▶ [RECORDS SUPPLIED]
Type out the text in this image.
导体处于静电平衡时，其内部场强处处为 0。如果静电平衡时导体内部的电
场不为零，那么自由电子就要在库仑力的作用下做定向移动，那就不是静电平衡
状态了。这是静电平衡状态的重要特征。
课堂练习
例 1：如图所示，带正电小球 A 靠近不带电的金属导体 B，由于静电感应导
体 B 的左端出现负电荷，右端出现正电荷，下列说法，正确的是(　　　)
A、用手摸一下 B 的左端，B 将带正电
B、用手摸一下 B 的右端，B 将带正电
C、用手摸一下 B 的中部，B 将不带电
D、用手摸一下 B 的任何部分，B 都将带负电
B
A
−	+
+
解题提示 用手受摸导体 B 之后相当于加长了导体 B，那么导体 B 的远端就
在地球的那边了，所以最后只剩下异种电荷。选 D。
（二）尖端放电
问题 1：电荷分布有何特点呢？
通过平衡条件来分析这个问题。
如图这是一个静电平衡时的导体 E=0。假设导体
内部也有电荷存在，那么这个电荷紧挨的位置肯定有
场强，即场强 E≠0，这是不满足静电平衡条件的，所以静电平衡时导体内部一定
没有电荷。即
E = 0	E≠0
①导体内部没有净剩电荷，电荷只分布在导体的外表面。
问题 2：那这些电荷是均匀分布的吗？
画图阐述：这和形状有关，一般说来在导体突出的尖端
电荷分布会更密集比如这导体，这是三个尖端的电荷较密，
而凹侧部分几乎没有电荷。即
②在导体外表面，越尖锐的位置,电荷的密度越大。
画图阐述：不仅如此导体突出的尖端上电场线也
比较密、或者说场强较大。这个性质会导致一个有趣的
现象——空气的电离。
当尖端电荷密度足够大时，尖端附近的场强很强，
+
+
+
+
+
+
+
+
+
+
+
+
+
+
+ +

▶ [SHORT TASK]
Where a line holds the string "画图阐述", copy that line.

▶ [THE RESPONSE]
画图阐述：这和形状有关，一般说来在导体突出的尖端
画图阐述：不仅如此导体突出的尖端上电场线也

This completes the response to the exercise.